WRITTEN TASK.
Select from the data all lines with the word "note".

DATA IN THIS EXERCISE.
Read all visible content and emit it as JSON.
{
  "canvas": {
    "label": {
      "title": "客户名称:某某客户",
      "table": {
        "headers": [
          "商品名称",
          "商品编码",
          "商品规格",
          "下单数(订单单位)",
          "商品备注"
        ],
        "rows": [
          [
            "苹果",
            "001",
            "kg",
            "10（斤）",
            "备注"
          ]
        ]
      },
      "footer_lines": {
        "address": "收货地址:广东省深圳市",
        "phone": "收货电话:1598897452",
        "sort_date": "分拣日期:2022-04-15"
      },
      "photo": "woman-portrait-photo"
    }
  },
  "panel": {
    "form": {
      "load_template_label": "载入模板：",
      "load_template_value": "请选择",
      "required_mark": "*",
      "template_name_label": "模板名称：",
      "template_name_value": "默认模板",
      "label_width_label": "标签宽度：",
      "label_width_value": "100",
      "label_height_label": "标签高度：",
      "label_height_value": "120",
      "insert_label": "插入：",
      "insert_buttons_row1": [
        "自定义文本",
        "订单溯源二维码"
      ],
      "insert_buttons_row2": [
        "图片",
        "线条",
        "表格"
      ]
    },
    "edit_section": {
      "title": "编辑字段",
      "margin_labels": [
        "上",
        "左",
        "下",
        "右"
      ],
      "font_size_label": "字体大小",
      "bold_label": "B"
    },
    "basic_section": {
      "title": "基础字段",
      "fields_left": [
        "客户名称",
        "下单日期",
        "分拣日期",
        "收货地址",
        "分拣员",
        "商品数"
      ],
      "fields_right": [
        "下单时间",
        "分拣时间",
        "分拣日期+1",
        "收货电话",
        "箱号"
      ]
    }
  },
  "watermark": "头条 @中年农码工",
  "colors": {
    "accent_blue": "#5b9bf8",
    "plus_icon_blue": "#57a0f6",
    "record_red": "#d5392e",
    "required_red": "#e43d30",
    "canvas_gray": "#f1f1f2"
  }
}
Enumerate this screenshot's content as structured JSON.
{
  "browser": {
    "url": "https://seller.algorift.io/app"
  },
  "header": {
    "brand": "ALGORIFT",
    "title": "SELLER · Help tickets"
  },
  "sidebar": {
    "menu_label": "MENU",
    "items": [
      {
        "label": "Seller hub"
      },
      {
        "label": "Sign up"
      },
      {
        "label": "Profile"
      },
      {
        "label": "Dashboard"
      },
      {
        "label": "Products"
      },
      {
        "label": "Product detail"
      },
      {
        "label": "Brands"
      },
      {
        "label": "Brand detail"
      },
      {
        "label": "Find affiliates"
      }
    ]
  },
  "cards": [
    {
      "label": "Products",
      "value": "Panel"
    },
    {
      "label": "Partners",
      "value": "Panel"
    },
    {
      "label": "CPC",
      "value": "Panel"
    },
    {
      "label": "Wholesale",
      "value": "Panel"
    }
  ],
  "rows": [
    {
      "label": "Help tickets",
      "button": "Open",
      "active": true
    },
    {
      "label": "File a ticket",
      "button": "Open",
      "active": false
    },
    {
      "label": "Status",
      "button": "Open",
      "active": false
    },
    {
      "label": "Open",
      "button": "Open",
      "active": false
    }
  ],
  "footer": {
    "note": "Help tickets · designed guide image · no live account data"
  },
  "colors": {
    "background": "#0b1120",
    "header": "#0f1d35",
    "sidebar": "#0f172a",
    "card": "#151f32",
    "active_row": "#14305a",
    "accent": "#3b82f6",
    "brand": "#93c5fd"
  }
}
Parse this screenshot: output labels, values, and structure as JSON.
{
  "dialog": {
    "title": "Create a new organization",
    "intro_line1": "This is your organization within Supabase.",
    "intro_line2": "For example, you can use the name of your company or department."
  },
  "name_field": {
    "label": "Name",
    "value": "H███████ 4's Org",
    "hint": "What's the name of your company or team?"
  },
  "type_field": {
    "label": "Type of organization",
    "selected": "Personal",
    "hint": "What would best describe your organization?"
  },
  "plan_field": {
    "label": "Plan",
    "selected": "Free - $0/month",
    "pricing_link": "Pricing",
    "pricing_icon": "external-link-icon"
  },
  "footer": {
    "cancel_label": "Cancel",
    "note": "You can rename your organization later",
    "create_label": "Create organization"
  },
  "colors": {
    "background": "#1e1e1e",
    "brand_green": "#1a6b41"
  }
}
* * *
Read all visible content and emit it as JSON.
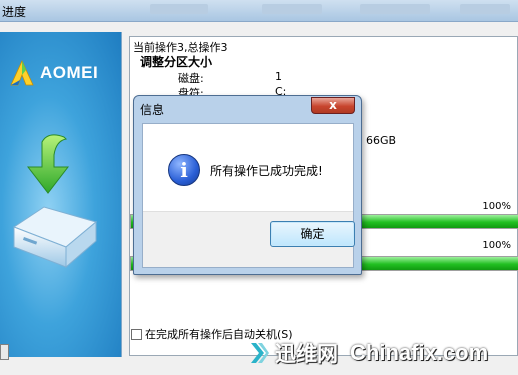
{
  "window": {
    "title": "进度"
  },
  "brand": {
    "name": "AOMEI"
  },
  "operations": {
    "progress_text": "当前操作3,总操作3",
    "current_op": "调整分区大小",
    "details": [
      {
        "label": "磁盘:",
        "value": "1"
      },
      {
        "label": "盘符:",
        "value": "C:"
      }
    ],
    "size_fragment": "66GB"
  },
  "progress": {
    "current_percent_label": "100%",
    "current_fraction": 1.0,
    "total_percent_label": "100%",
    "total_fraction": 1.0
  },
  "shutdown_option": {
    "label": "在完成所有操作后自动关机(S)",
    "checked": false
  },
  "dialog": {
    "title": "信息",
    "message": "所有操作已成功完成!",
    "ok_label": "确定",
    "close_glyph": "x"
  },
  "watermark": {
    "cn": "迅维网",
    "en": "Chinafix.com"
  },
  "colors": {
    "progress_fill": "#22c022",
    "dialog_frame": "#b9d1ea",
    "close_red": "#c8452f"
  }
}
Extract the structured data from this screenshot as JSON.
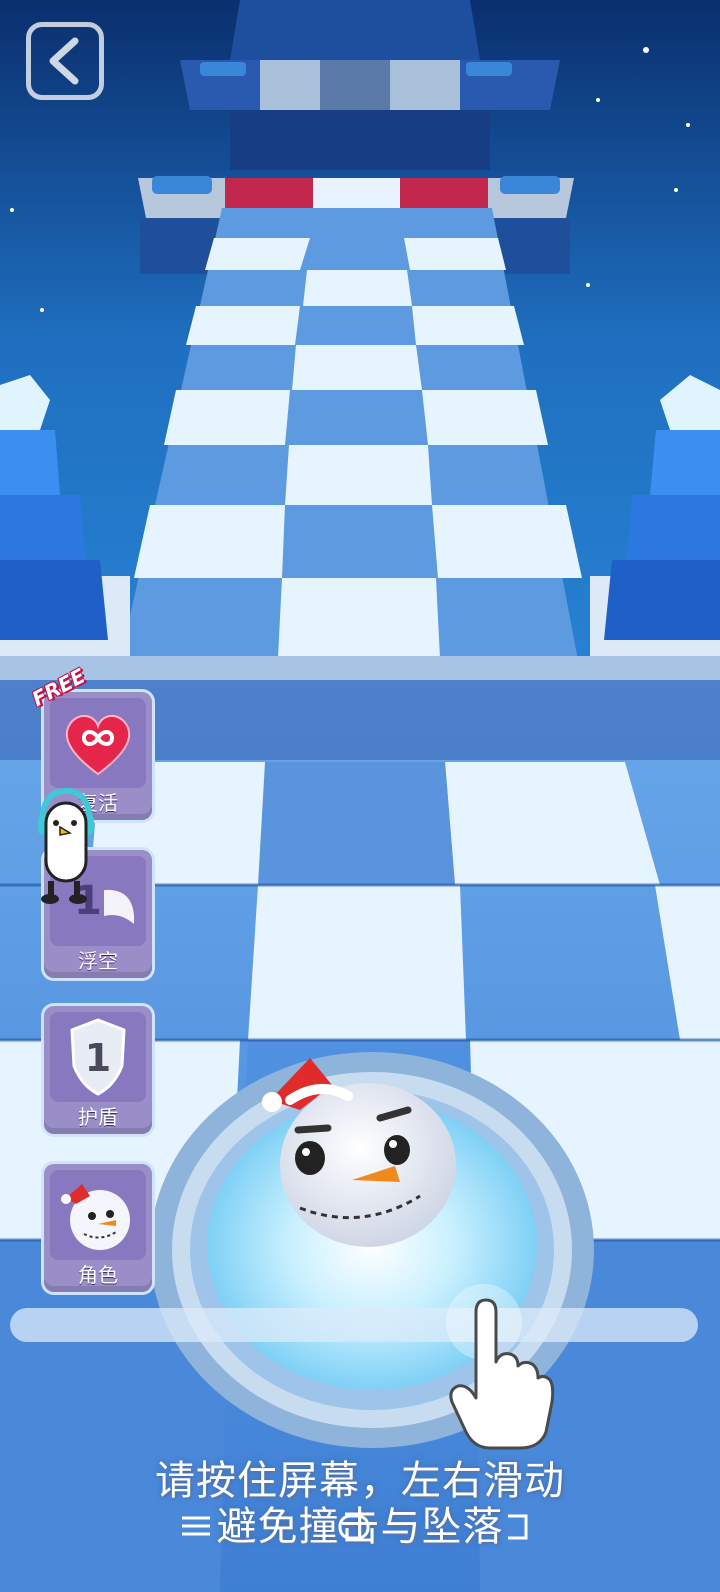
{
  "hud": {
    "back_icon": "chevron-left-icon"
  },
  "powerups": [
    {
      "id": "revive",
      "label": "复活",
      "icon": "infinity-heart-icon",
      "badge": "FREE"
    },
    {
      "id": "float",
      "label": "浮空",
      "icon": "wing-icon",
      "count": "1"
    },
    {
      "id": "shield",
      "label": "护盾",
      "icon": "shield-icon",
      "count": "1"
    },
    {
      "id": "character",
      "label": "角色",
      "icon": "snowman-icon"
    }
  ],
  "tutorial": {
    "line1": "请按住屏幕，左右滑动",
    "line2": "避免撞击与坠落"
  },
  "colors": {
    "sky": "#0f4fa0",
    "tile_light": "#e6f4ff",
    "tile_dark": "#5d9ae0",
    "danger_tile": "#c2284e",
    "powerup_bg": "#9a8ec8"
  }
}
---
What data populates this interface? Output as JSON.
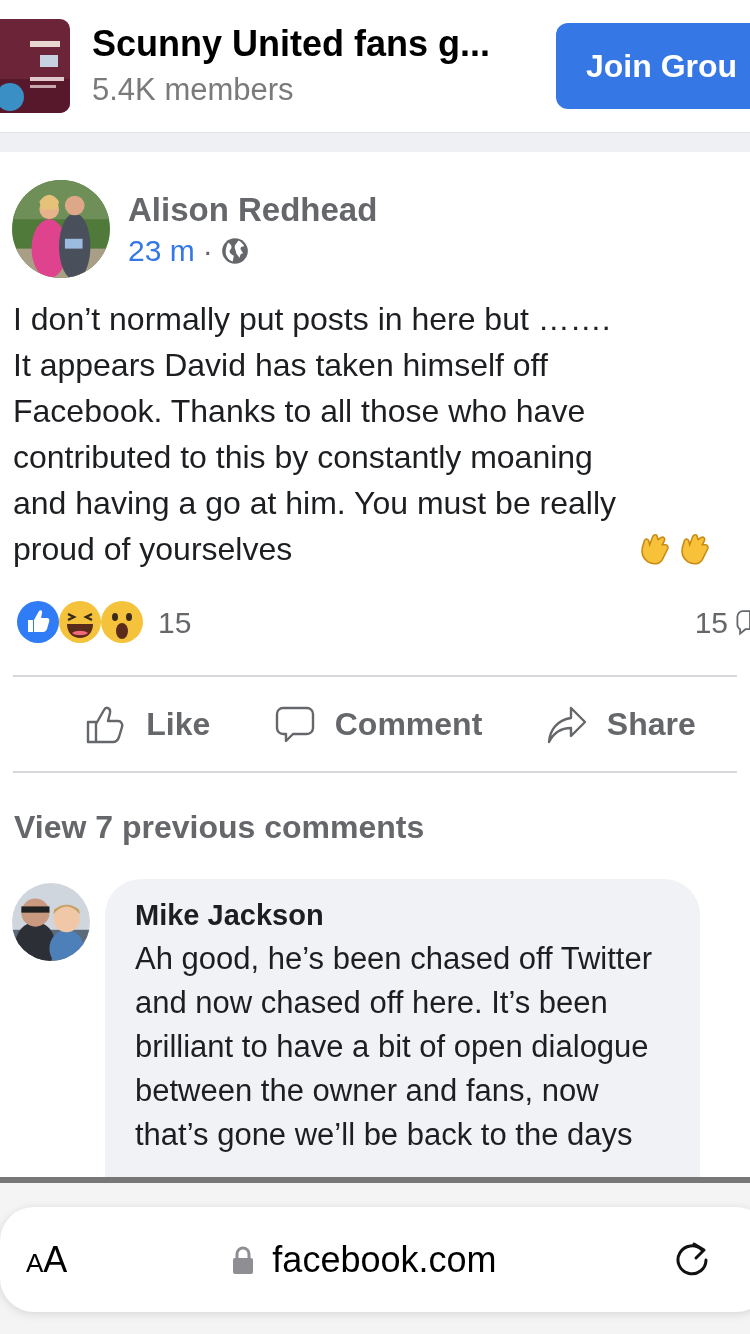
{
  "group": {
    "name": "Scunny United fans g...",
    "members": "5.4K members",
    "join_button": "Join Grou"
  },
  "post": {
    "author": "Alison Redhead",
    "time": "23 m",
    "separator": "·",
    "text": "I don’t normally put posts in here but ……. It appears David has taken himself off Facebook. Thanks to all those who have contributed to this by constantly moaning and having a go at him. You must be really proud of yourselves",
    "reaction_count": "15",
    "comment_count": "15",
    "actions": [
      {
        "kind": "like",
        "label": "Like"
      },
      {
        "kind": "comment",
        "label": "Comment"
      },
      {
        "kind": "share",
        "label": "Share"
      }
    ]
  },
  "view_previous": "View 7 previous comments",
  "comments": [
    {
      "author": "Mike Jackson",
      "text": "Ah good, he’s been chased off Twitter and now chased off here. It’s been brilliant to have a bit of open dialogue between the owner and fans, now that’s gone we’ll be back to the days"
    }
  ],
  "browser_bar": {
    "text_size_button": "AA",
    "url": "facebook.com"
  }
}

ANSWER.
    "note": "Help tickets · designed guide image · no live account data"
    "note": "You can rename your organization later",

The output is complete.